Saved entries

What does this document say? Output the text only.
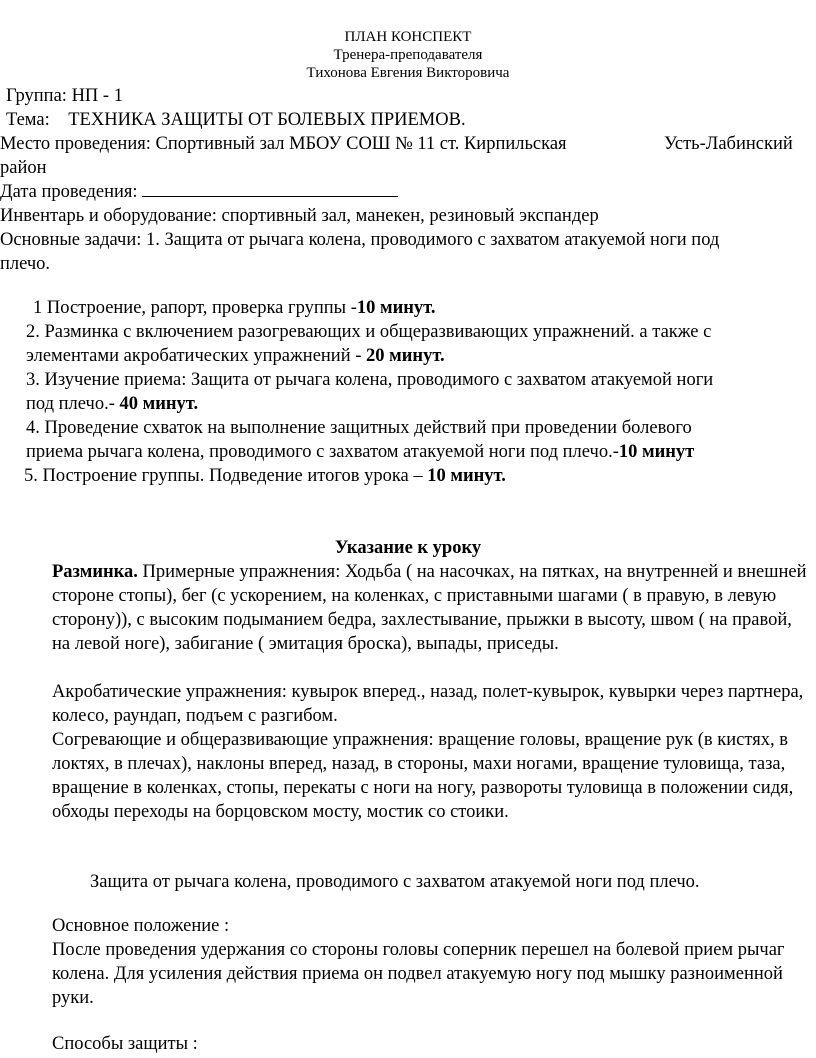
ПЛАН КОНСПЕКТ
Тренера-преподавателя
Тихонова Евгения Викторовича
Группа: НП - 1
Тема: ТЕХНИКА ЗАЩИТЫ ОТ БОЛЕВЫХ ПРИЕМОВ.
Место проведения: Спортивный зал МБОУ СОШ № 11 ст. Кирпильская	Усть-Лабинский
район
Дата проведения:
Инвентарь и оборудование: спортивный зал, манекен, резиновый экспандер
Основные задачи: 1. Защита от рычага колена, проводимого с захватом атакуемой ноги под
плечо.
1 Построение, рапорт, проверка группы -10 минут.
2. Разминка с включением разогревающих и общеразвивающих упражнений. а также с
элементами акробатических упражнений - 20 минут.
3. Изучение приема: Защита от рычага колена, проводимого с захватом атакуемой ноги
под плечо.- 40 минут.
4. Проведение схваток на выполнение защитных действий при проведении болевого
приема рычага колена, проводимого с захватом атакуемой ноги под плечо.-10 минут
5. Построение группы. Подведение итогов урока – 10 минут.
Указание к уроку
Разминка. Примерные упражнения: Ходьба ( на насочках, на пятках, на внутренней и внешней стороне стопы), бег (с ускорением, на коленках, с приставными шагами ( в правую, в левую сторону)), с высоким подыманием бедра, захлестывание, прыжки в высоту, швом ( на правой, на левой ноге), забигание ( эмитация броска), выпады, приседы.
Акробатические упражнения: кувырок вперед., назад, полет-кувырок, кувырки через партнера, колесо, раундап, подъем с разгибом.
Согревающие и общеразвивающие упражнения: вращение головы, вращение рук (в кистях, в локтях, в плечах), наклоны вперед, назад, в стороны, махи ногами, вращение туловища, таза, вращение в коленках, стопы, перекаты с ноги на ногу, развороты туловища в положении сидя, обходы переходы на борцовском мосту, мостик со стоики.
Защита от рычага колена, проводимого с захватом атакуемой ноги под плечо.
Основное положение :
После проведения удержания со стороны головы соперник перешел на болевой прием рычаг колена. Для усиления действия приема он подвел атакуемую ногу под мышку разноименной руки.
Способы защиты :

### [EXERCISE AIM]
Leave out all images, then reproduce the entries above exactly.

### [PROBLEM SOLUTION]
What does this document say? Output the text only.
ПЛАН КОНСПЕКТ
Тренера-преподавателя
Тихонова Евгения Викторовича
Группа: НП - 1
Тема: ТЕХНИКА ЗАЩИТЫ ОТ БОЛЕВЫХ ПРИЕМОВ.
Место проведения: Спортивный зал МБОУ СОШ № 11 ст. Кирпильская	Усть-Лабинский
район
Дата проведения:
Инвентарь и оборудование: спортивный зал, манекен, резиновый экспандер
Основные задачи: 1. Защита от рычага колена, проводимого с захватом атакуемой ноги под
плечо.
1 Построение, рапорт, проверка группы -10 минут.
2. Разминка с включением разогревающих и общеразвивающих упражнений. а также с
элементами акробатических упражнений - 20 минут.
3. Изучение приема: Защита от рычага колена, проводимого с захватом атакуемой ноги
под плечо.- 40 минут.
4. Проведение схваток на выполнение защитных действий при проведении болевого
приема рычага колена, проводимого с захватом атакуемой ноги под плечо.-10 минут
5. Построение группы. Подведение итогов урока – 10 минут.
Указание к уроку
Разминка. Примерные упражнения: Ходьба ( на насочках, на пятках, на внутренней и внешней стороне стопы), бег (с ускорением, на коленках, с приставными шагами ( в правую, в левую сторону)), с высоким подыманием бедра, захлестывание, прыжки в высоту, швом ( на правой, на левой ноге), забигание ( эмитация броска), выпады, приседы.
Акробатические упражнения: кувырок вперед., назад, полет-кувырок, кувырки через партнера, колесо, раундап, подъем с разгибом.
Согревающие и общеразвивающие упражнения: вращение головы, вращение рук (в кистях, в локтях, в плечах), наклоны вперед, назад, в стороны, махи ногами, вращение туловища, таза, вращение в коленках, стопы, перекаты с ноги на ногу, развороты туловища в положении сидя, обходы переходы на борцовском мосту, мостик со стоики.
Защита от рычага колена, проводимого с захватом атакуемой ноги под плечо.
Основное положение :
После проведения удержания со стороны головы соперник перешел на болевой прием рычаг колена. Для усиления действия приема он подвел атакуемую ногу под мышку разноименной руки.
Способы защиты :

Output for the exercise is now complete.